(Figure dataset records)
+===+

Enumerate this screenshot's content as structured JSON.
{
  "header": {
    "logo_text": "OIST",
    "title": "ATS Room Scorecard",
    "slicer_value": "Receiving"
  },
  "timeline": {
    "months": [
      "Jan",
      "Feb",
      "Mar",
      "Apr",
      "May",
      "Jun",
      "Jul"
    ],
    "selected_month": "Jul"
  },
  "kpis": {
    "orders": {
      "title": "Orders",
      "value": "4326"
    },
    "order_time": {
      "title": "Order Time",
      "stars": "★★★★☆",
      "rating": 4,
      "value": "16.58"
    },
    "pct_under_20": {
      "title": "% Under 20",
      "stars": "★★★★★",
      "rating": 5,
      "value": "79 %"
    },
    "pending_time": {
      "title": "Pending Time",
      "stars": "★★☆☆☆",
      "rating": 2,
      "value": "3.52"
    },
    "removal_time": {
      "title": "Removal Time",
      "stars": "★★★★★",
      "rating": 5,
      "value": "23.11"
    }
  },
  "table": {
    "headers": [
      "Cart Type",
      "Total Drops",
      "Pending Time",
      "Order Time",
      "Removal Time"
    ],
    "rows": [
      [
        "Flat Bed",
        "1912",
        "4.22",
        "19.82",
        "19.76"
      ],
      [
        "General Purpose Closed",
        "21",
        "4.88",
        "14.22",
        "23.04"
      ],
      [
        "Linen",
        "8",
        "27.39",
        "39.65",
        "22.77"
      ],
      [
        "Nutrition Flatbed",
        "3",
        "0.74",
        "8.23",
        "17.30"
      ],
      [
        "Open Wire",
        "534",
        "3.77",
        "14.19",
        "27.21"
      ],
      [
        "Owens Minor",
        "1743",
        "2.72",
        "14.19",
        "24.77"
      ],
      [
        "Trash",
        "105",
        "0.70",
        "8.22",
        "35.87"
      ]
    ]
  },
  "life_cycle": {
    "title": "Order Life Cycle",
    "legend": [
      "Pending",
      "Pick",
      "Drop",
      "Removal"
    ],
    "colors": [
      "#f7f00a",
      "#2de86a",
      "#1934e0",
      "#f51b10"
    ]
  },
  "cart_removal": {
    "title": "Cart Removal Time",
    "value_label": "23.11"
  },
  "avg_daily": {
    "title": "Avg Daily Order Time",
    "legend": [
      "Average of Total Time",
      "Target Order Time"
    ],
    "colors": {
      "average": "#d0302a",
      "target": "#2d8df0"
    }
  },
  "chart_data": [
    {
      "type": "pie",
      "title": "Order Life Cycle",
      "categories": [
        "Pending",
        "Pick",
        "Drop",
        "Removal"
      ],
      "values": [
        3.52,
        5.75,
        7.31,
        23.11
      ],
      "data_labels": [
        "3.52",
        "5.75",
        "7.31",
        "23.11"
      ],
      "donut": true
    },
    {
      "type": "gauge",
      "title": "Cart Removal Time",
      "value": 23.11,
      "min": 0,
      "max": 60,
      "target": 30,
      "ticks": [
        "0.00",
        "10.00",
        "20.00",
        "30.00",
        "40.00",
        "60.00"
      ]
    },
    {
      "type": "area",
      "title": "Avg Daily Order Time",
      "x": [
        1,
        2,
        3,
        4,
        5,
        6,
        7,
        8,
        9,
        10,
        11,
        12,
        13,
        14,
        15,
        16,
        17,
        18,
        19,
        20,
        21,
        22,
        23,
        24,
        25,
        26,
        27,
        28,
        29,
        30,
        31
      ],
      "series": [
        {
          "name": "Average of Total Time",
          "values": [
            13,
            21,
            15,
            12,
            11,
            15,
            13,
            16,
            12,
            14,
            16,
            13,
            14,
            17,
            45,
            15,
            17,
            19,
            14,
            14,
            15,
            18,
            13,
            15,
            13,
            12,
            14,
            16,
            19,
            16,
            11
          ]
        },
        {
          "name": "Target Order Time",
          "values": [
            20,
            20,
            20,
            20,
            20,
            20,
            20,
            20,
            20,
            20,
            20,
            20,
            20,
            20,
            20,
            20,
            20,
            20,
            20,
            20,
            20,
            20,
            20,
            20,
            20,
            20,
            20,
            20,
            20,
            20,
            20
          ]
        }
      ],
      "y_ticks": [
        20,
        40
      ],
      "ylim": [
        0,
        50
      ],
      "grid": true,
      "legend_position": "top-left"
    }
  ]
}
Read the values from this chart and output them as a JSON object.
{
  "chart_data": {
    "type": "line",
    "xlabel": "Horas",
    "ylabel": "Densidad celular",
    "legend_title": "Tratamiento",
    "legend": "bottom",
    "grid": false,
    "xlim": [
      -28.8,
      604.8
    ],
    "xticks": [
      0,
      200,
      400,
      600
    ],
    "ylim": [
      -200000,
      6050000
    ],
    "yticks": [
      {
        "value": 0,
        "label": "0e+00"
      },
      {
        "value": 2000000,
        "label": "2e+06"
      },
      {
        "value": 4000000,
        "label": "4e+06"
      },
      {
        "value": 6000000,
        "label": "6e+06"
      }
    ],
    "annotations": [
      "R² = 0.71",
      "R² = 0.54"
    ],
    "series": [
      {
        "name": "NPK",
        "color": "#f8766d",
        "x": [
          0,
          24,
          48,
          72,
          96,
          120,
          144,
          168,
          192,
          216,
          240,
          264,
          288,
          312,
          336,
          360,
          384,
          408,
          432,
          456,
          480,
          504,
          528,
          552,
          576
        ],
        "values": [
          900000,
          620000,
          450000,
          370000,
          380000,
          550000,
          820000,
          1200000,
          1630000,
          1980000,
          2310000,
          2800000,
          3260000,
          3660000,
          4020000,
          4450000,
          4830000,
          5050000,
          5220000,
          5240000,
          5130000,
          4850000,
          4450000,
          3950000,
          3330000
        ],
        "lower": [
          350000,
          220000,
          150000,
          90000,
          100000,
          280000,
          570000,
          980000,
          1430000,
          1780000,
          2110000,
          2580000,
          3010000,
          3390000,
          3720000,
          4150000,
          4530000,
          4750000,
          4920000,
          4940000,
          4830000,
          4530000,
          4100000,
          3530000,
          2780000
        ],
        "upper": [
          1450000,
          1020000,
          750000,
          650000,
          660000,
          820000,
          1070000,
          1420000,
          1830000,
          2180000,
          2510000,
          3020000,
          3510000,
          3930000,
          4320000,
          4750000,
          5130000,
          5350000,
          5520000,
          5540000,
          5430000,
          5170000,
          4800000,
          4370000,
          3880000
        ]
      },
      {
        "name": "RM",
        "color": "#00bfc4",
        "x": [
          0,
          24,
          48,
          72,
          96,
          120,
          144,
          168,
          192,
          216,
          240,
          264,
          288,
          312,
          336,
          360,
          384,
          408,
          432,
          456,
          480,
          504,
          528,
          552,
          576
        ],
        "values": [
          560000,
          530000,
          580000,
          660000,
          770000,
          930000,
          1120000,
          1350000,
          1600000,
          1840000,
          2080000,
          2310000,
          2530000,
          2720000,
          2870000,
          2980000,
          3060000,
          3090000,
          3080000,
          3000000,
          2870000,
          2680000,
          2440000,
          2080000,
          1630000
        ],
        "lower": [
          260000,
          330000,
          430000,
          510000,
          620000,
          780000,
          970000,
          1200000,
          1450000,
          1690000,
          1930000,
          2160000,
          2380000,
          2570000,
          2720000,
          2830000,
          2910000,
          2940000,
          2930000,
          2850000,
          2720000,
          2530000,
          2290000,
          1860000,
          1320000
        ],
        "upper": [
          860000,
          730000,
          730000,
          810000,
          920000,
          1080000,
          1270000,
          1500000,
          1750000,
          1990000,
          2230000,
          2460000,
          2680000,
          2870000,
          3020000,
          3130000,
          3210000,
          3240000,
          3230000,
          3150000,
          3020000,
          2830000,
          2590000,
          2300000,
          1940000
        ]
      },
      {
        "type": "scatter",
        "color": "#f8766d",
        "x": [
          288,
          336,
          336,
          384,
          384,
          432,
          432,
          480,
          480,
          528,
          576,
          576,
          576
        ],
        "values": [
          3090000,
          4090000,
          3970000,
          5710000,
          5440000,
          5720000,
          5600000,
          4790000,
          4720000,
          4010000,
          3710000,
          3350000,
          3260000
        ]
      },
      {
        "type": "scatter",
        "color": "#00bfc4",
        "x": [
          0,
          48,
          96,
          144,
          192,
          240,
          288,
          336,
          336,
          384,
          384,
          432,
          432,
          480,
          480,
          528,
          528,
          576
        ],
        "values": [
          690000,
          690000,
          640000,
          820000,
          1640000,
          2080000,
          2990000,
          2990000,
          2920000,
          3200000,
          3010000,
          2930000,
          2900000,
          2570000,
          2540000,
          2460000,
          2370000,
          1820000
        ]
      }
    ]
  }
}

+===+

Written exercise:
Go through the preceding material and copy each line that has the word "JSON".

Complete answer:
Enumerate this screenshot's content as structured JSON.
Read the values from this chart and output them as a JSON object.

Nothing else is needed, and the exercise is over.